--- start of Input ---
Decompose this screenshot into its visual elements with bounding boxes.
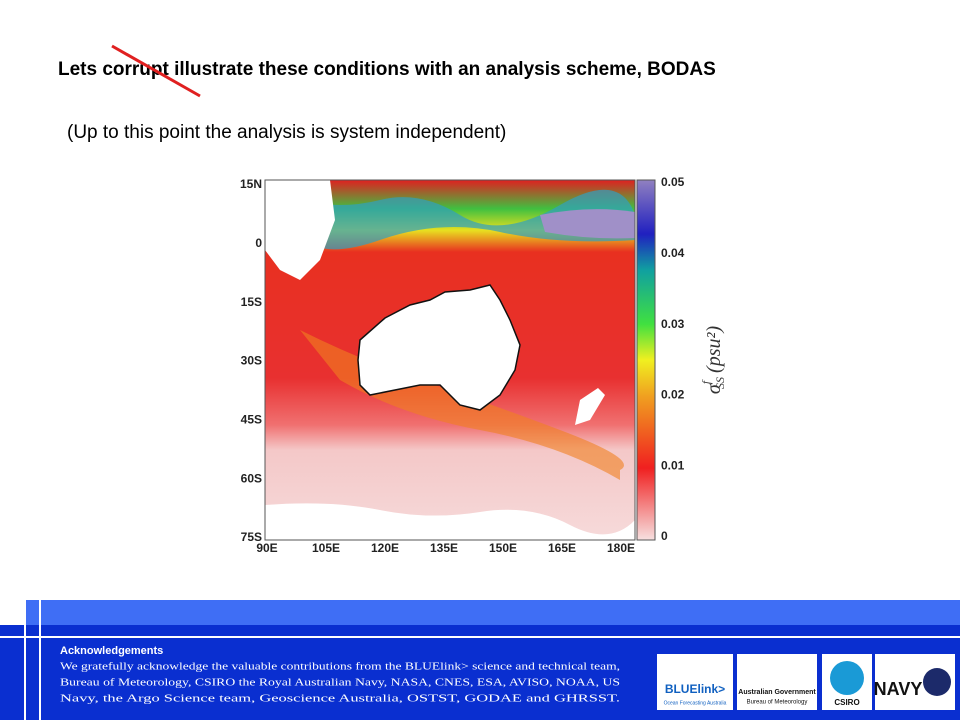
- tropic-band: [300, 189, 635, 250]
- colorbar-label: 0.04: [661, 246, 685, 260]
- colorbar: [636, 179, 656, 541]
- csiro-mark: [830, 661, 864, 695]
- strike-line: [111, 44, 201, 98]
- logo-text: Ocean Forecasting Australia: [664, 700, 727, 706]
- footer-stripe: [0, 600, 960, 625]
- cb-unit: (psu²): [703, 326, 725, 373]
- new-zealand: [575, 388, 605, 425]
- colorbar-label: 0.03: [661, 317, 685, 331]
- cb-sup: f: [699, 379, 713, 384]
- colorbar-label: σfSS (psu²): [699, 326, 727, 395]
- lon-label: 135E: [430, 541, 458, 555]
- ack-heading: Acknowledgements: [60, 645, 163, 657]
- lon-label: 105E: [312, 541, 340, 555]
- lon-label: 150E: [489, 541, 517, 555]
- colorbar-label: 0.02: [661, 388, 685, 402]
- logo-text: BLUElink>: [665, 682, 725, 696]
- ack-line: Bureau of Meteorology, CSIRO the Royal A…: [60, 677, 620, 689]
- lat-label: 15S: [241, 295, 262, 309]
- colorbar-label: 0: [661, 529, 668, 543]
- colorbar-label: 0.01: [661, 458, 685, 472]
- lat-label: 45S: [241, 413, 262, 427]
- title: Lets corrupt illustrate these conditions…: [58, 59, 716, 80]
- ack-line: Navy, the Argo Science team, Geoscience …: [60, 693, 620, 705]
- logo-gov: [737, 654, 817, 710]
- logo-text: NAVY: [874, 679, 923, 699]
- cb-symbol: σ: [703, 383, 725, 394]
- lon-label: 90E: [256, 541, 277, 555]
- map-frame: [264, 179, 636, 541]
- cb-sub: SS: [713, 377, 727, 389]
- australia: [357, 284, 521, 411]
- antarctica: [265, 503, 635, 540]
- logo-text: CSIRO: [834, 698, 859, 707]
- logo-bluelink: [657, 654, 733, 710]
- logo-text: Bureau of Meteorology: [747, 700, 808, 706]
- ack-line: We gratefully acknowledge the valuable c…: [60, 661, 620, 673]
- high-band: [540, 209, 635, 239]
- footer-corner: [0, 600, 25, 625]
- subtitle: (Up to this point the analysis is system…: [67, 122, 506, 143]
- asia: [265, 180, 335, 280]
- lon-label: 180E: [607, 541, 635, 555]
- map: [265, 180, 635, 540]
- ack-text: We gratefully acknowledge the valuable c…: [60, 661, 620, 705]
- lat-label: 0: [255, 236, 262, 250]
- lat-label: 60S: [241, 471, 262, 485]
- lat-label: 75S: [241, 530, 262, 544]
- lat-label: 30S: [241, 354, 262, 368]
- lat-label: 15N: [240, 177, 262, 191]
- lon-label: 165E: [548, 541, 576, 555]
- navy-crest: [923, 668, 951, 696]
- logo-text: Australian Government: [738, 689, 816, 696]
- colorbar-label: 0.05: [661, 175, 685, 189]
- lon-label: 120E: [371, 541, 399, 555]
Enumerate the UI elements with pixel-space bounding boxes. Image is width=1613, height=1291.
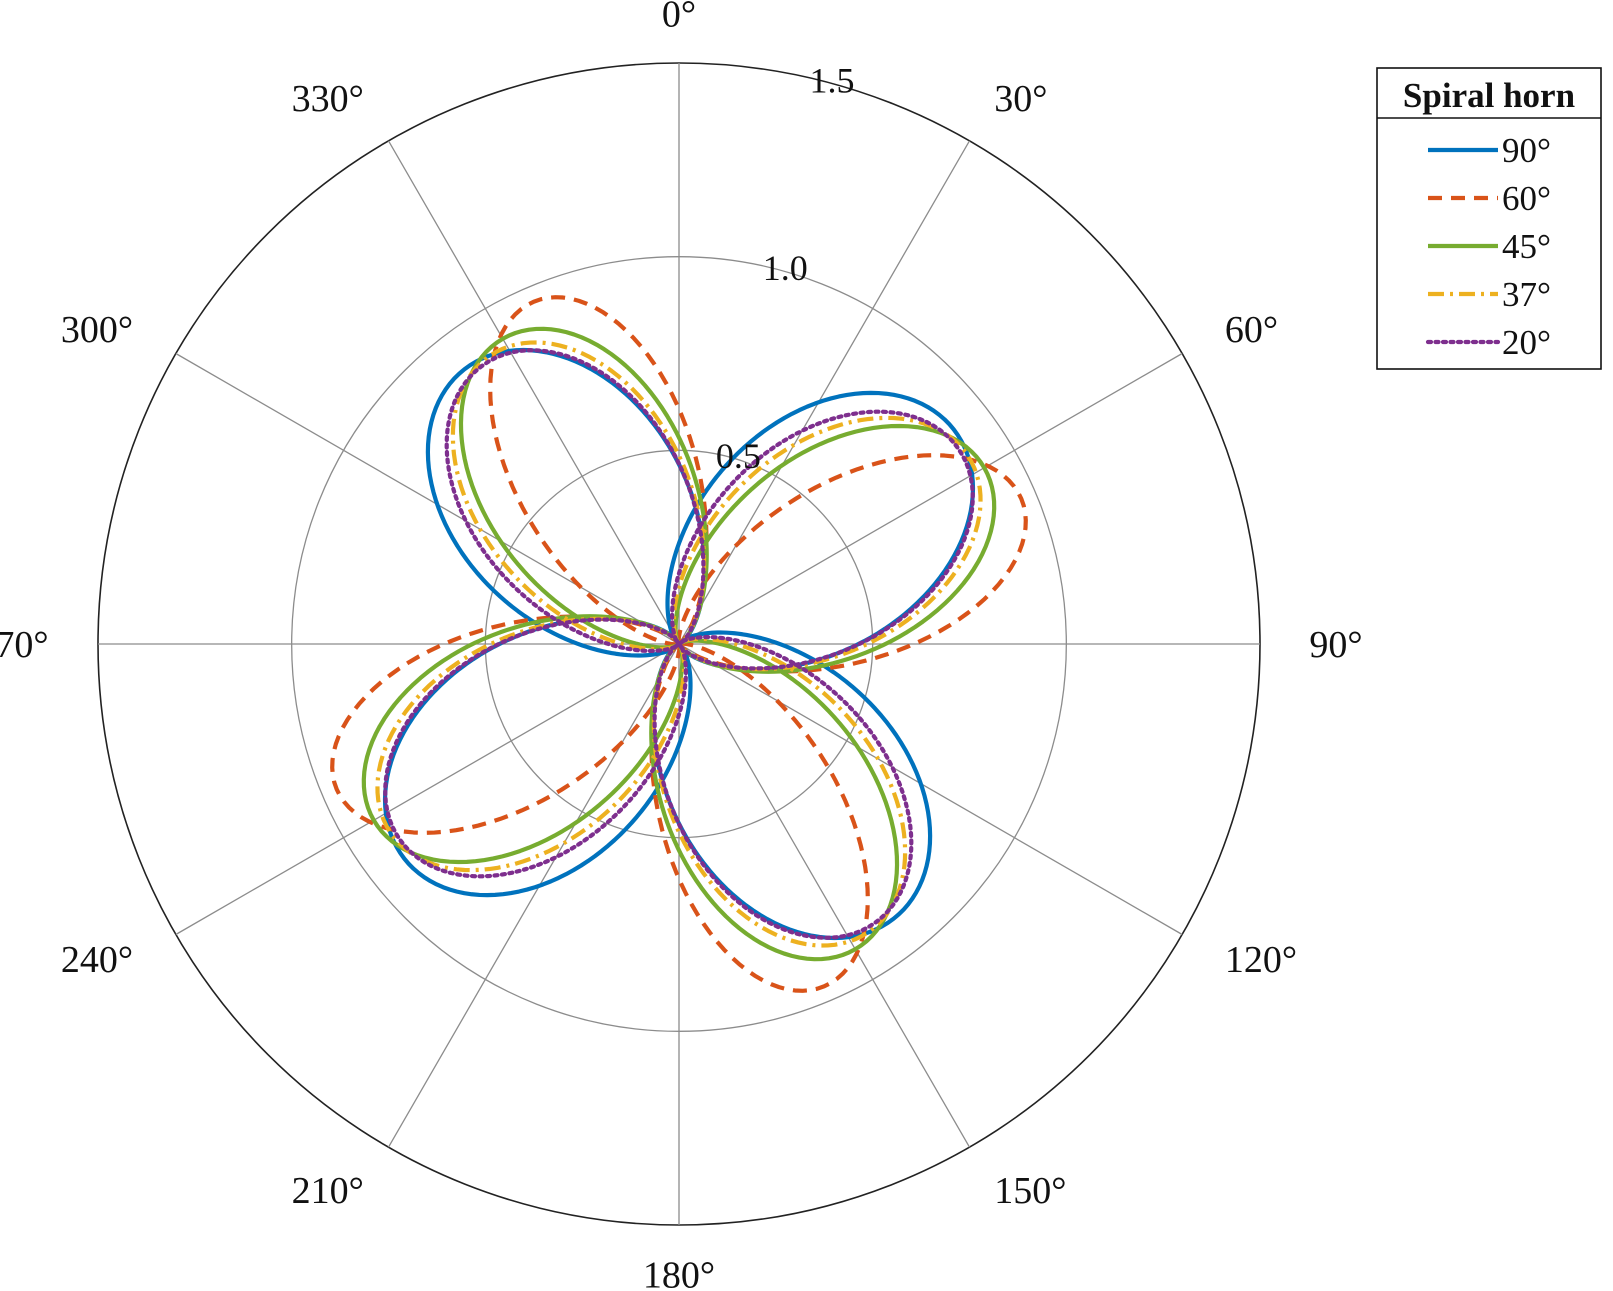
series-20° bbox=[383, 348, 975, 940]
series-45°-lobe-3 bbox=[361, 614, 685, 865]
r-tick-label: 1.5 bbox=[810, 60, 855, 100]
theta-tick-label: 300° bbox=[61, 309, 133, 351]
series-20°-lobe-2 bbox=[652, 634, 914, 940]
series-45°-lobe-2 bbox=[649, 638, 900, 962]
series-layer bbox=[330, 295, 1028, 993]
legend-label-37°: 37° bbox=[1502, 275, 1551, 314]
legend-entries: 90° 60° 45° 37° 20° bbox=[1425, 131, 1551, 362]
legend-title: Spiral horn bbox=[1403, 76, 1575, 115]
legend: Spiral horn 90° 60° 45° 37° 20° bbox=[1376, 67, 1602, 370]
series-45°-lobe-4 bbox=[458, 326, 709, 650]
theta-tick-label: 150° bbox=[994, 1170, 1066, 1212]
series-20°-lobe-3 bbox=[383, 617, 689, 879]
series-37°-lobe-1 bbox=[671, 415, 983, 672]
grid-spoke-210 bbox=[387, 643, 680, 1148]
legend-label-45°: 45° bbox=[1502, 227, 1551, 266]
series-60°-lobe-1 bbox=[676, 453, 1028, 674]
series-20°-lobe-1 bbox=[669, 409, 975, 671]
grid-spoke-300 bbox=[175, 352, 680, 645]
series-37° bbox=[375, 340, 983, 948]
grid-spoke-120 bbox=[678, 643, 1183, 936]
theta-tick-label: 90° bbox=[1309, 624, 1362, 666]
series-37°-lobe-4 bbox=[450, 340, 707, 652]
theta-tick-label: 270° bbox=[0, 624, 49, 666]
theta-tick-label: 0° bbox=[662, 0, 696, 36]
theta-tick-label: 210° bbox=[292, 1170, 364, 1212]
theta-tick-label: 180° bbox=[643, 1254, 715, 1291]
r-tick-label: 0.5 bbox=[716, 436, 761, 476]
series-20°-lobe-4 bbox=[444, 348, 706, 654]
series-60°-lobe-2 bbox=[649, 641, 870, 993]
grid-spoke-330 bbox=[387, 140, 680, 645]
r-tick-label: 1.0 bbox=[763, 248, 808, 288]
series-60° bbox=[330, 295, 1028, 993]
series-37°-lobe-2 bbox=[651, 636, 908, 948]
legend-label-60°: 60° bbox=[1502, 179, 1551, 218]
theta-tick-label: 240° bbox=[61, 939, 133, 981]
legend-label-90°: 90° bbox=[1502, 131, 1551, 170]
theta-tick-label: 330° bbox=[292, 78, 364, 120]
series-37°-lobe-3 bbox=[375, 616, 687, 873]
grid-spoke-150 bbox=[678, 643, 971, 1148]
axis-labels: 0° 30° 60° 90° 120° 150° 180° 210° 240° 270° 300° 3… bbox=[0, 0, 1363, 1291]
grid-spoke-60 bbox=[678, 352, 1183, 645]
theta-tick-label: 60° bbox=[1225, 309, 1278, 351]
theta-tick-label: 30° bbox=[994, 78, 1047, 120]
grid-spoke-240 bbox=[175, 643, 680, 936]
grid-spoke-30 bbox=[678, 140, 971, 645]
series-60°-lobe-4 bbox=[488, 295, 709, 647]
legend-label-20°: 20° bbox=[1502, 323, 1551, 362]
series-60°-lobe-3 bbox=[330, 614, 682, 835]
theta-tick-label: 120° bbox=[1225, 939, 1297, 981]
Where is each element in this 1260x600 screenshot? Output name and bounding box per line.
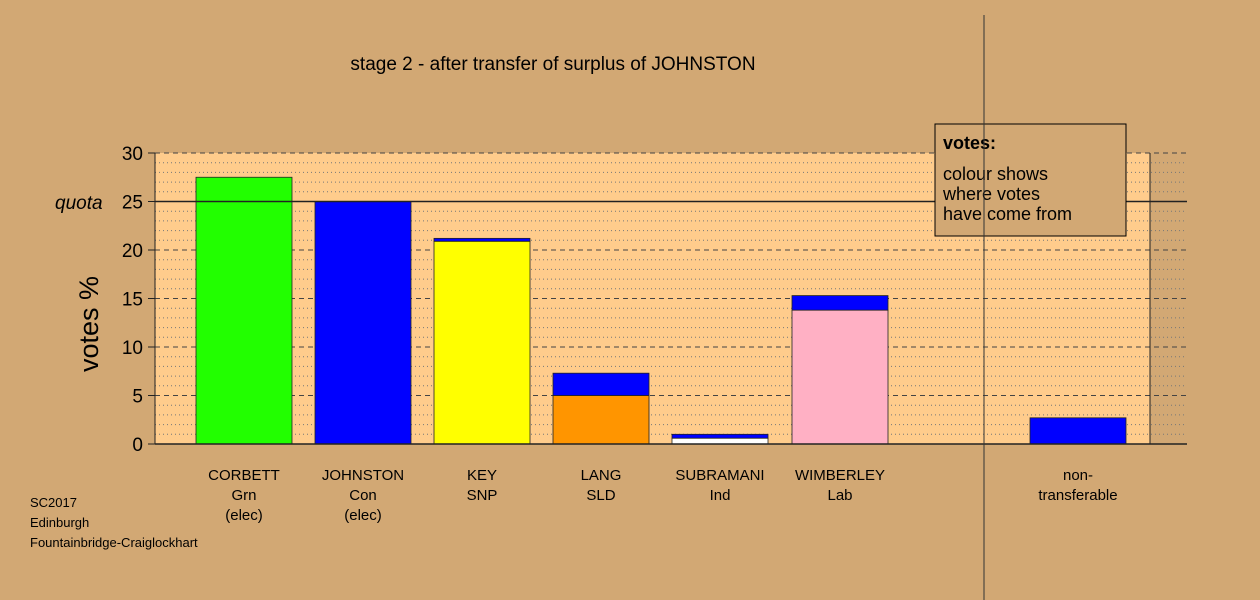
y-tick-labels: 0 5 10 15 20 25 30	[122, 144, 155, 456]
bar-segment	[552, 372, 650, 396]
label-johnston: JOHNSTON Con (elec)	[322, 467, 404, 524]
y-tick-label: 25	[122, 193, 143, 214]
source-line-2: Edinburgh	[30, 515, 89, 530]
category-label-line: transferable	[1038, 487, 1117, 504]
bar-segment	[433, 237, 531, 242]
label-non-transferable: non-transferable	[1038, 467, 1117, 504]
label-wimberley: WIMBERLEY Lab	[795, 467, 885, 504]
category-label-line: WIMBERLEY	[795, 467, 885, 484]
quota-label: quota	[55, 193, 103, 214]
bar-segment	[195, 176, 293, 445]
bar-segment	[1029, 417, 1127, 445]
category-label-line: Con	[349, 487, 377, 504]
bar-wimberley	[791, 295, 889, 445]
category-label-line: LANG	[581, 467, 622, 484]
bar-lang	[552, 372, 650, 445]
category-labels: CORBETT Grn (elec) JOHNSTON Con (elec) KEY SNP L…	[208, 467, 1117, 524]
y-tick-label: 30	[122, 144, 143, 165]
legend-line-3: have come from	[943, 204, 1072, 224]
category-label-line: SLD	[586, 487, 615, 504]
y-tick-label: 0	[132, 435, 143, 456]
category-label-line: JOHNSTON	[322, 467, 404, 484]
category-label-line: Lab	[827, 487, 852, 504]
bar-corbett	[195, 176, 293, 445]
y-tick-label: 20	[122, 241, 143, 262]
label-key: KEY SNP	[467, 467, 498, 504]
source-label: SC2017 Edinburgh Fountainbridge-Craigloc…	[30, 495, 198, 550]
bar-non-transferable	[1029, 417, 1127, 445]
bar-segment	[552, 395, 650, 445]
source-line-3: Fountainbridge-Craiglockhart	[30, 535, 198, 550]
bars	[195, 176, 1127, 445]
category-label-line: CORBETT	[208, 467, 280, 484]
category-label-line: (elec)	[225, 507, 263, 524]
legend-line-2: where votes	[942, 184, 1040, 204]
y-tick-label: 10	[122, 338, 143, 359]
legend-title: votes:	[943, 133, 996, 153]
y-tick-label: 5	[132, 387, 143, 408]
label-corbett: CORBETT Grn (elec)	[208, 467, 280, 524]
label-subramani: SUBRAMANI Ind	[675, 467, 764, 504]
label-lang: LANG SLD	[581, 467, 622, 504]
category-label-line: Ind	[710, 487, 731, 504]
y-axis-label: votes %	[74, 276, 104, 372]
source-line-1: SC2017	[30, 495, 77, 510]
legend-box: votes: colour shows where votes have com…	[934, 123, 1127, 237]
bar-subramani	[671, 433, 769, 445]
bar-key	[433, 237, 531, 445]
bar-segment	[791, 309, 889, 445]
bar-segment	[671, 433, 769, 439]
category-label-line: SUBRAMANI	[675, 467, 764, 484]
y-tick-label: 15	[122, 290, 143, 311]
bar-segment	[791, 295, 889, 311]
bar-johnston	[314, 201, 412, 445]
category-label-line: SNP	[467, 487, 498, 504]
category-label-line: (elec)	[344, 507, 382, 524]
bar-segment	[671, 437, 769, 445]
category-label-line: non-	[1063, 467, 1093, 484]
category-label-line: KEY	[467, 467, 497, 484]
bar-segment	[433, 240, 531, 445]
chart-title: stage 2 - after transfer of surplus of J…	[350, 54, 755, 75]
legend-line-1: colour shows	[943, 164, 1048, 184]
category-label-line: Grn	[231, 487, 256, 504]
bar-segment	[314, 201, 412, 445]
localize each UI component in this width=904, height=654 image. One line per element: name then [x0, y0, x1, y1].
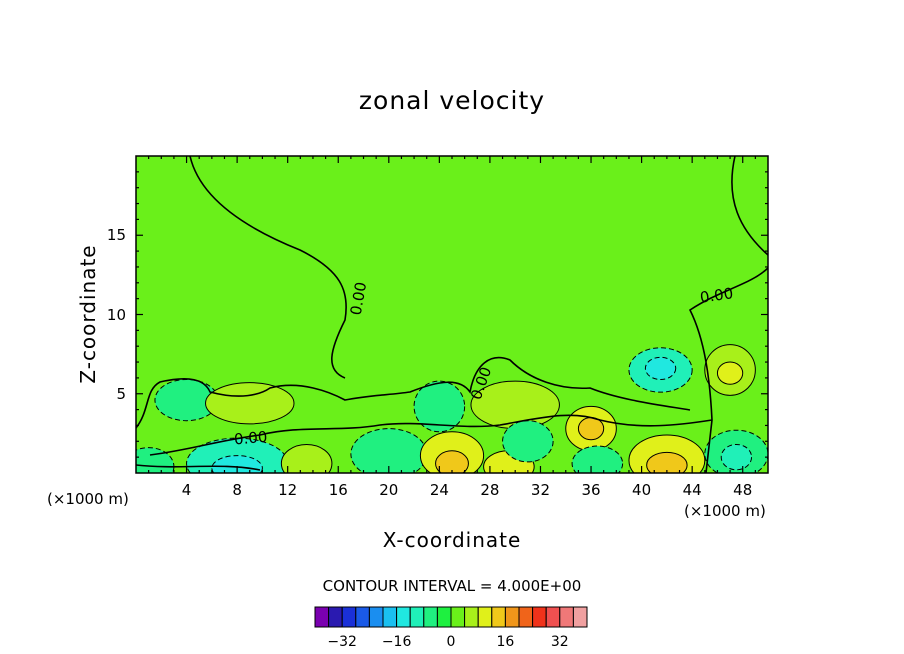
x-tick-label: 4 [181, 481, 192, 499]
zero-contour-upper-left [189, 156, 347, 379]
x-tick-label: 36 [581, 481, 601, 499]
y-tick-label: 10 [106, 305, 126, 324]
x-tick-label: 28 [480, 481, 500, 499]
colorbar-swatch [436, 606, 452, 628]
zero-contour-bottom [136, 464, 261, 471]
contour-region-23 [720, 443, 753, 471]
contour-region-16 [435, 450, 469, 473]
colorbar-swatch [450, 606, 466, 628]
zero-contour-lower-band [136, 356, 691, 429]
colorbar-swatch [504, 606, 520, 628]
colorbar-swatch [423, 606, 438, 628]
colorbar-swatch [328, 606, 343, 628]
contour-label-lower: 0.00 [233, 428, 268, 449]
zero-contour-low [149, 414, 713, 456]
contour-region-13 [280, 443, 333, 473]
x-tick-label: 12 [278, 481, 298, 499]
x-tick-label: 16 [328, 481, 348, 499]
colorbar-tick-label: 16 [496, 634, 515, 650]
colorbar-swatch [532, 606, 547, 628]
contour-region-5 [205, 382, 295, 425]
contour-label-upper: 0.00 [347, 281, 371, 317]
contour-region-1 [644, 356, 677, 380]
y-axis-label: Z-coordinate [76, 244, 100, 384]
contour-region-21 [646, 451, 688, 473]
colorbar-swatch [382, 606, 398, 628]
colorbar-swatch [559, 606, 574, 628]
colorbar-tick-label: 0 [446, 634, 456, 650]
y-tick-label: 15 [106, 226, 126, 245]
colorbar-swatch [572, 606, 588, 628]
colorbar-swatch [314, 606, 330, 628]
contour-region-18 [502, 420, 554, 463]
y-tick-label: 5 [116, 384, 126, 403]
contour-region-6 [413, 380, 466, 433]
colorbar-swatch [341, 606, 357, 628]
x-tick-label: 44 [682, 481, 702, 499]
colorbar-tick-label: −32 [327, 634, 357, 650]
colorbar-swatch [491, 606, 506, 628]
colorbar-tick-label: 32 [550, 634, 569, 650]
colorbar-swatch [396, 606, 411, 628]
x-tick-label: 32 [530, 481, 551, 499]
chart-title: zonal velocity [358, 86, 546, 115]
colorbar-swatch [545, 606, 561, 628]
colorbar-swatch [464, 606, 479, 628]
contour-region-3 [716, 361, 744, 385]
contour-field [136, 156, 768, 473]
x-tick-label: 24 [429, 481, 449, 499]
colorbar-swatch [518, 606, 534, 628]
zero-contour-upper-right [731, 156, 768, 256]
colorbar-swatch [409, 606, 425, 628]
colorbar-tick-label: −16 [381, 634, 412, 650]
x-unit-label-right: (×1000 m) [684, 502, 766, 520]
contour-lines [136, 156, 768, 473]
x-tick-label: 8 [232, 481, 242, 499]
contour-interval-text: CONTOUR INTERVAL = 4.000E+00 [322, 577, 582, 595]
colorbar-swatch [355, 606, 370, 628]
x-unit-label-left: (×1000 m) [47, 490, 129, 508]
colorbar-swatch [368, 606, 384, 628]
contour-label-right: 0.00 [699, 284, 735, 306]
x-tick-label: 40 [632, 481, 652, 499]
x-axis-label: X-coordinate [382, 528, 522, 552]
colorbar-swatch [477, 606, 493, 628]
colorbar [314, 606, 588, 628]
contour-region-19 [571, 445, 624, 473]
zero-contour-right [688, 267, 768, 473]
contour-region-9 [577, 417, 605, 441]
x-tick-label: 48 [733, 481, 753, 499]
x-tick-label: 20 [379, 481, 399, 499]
--- end of Input ---
What needs to be done |
Please copy the lines between the line holding "x-tick-label: 4 [181, 481, 192, 499]" and the line holding "colorbar-swatch [423, 606, 438, 628]", inclusive, without changing anything.

Solution below |
x-tick-label: 4 [181, 481, 192, 499]
zero-contour-upper-left [189, 156, 347, 379]
x-tick-label: 36 [581, 481, 601, 499]
y-tick-label: 10 [106, 305, 126, 324]
x-tick-label: 28 [480, 481, 500, 499]
colorbar-swatch [436, 606, 452, 628]
zero-contour-bottom [136, 464, 261, 471]
contour-region-23 [720, 443, 753, 471]
contour-region-16 [435, 450, 469, 473]
colorbar-swatch [450, 606, 466, 628]
zero-contour-lower-band [136, 356, 691, 429]
colorbar-swatch [504, 606, 520, 628]
colorbar-swatch [423, 606, 438, 628]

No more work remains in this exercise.